■ **The problem**
Leave the pictures out and transcribe every record exactly.

■ **Extracted data**
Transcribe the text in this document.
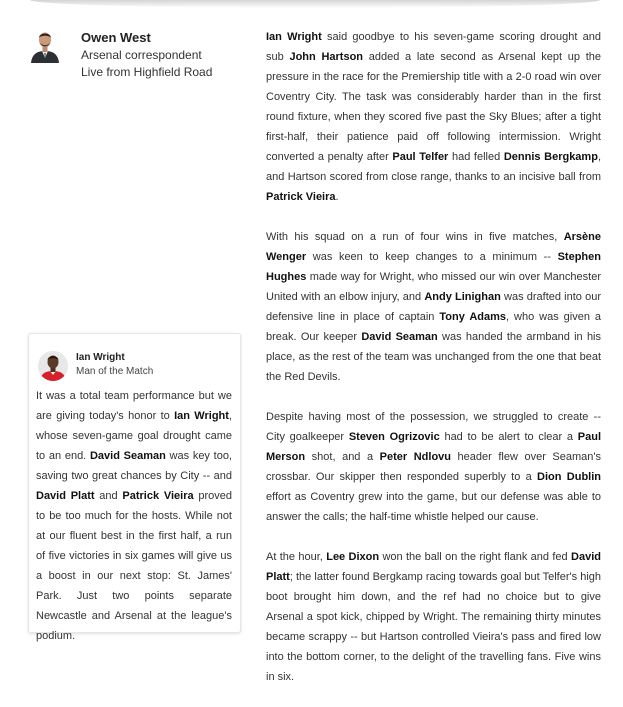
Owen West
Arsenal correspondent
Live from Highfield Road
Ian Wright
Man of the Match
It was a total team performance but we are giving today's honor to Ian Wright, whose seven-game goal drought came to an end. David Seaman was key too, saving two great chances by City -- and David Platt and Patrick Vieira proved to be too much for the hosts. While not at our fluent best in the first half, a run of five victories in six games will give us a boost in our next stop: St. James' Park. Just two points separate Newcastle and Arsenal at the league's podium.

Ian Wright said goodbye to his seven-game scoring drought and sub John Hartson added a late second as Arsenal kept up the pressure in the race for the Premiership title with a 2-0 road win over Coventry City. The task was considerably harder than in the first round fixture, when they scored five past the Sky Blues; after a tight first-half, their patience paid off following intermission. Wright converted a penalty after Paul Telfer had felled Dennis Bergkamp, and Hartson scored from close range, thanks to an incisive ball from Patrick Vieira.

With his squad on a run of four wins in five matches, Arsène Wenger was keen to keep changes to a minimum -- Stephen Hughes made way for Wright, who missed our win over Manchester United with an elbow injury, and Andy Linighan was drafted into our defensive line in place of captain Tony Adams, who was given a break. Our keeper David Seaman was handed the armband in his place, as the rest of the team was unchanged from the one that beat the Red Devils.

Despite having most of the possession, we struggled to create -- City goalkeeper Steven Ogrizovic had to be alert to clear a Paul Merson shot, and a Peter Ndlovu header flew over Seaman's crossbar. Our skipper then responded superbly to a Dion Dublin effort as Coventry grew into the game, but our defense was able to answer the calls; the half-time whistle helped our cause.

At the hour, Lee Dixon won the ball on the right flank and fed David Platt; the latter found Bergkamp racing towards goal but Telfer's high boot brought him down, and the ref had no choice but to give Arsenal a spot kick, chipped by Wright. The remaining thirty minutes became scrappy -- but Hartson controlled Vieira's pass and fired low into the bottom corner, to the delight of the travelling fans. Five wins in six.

■ **Result**
Transcribe the text in this document.
Owen West
Arsenal correspondent
Live from Highfield Road
Ian Wright
Man of the Match
It was a total team performance but we are giving today's honor to Ian Wright, whose seven-game goal drought came to an end. David Seaman was key too, saving two great chances by City -- and David Platt and Patrick Vieira proved to be too much for the hosts. While not at our fluent best in the first half, a run of five victories in six games will give us a boost in our next stop: St. James' Park. Just two points separate Newcastle and Arsenal at the league's podium.

Ian Wright said goodbye to his seven-game scoring drought and sub John Hartson added a late second as Arsenal kept up the pressure in the race for the Premiership title with a 2-0 road win over Coventry City. The task was considerably harder than in the first round fixture, when they scored five past the Sky Blues; after a tight first-half, their patience paid off following intermission. Wright converted a penalty after Paul Telfer had felled Dennis Bergkamp, and Hartson scored from close range, thanks to an incisive ball from Patrick Vieira.

With his squad on a run of four wins in five matches, Arsène Wenger was keen to keep changes to a minimum -- Stephen Hughes made way for Wright, who missed our win over Manchester United with an elbow injury, and Andy Linighan was drafted into our defensive line in place of captain Tony Adams, who was given a break. Our keeper David Seaman was handed the armband in his place, as the rest of the team was unchanged from the one that beat the Red Devils.

Despite having most of the possession, we struggled to create -- City goalkeeper Steven Ogrizovic had to be alert to clear a Paul Merson shot, and a Peter Ndlovu header flew over Seaman's crossbar. Our skipper then responded superbly to a Dion Dublin effort as Coventry grew into the game, but our defense was able to answer the calls; the half-time whistle helped our cause.

At the hour, Lee Dixon won the ball on the right flank and fed David Platt; the latter found Bergkamp racing towards goal but Telfer's high boot brought him down, and the ref had no choice but to give Arsenal a spot kick, chipped by Wright. The remaining thirty minutes became scrappy -- but Hartson controlled Vieira's pass and fired low into the bottom corner, to the delight of the travelling fans. Five wins in six.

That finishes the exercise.